### Dataset entries

---*---

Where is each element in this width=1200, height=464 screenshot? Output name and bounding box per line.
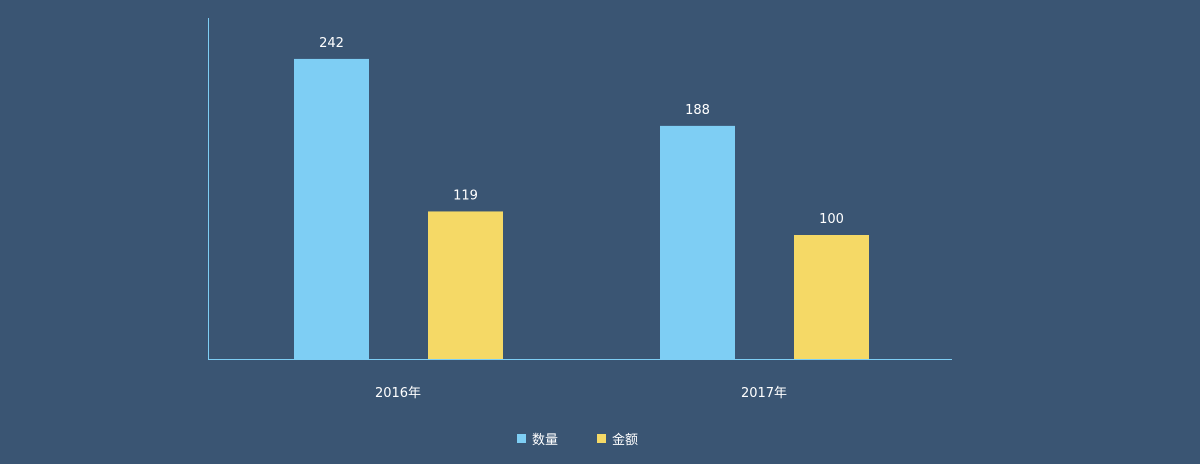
legend-swatch — [597, 434, 606, 443]
legend-item[interactable]: 金额 — [597, 432, 638, 448]
plot-area: 242 119 188 100 2016年 2017年 — [208, 18, 952, 401]
bar-series2-1 — [794, 235, 869, 359]
data-label: 100 — [819, 212, 844, 227]
legend: 数量 金额 — [517, 432, 638, 448]
bars-group — [294, 58, 869, 360]
value-labels-group: 242 119 188 100 — [319, 36, 844, 227]
bar-series1-0 — [294, 58, 369, 360]
legend-label: 数量 — [532, 433, 558, 448]
data-label: 119 — [453, 188, 478, 203]
legend-item[interactable]: 数量 — [517, 433, 558, 448]
bar-series1-1 — [660, 125, 735, 359]
x-tick-labels-group: 2016年 2017年 — [375, 386, 787, 401]
x-tick-label: 2017年 — [741, 386, 787, 401]
data-label: 188 — [685, 103, 710, 118]
x-tick-label: 2016年 — [375, 386, 421, 401]
data-label: 242 — [319, 36, 344, 51]
legend-label: 金额 — [612, 432, 638, 448]
bar-series2-0 — [428, 211, 503, 359]
legend-swatch — [517, 434, 526, 443]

---*---

Could you copy every line of the listing above word for word, leaving out the picture?

### Right answer
Where is each element in this width=1200, height=464 screenshot? Output name and bounding box per line.
legend-swatch — [597, 434, 606, 443]
legend-item[interactable]: 金额 — [597, 432, 638, 448]
plot-area: 242 119 188 100 2016年 2017年 — [208, 18, 952, 401]
bar-series2-1 — [794, 235, 869, 359]
data-label: 100 — [819, 212, 844, 227]
legend: 数量 金额 — [517, 432, 638, 448]
bars-group — [294, 58, 869, 360]
value-labels-group: 242 119 188 100 — [319, 36, 844, 227]
bar-series1-0 — [294, 58, 369, 360]
legend-label: 数量 — [532, 433, 558, 448]
data-label: 119 — [453, 188, 478, 203]
legend-item[interactable]: 数量 — [517, 433, 558, 448]
bar-series1-1 — [660, 125, 735, 359]
x-tick-labels-group: 2016年 2017年 — [375, 386, 787, 401]
x-tick-label: 2017年 — [741, 386, 787, 401]
data-label: 188 — [685, 103, 710, 118]
x-tick-label: 2016年 — [375, 386, 421, 401]
data-label: 242 — [319, 36, 344, 51]
legend-label: 金额 — [612, 432, 638, 448]
bar-series2-0 — [428, 211, 503, 359]
legend-swatch — [517, 434, 526, 443]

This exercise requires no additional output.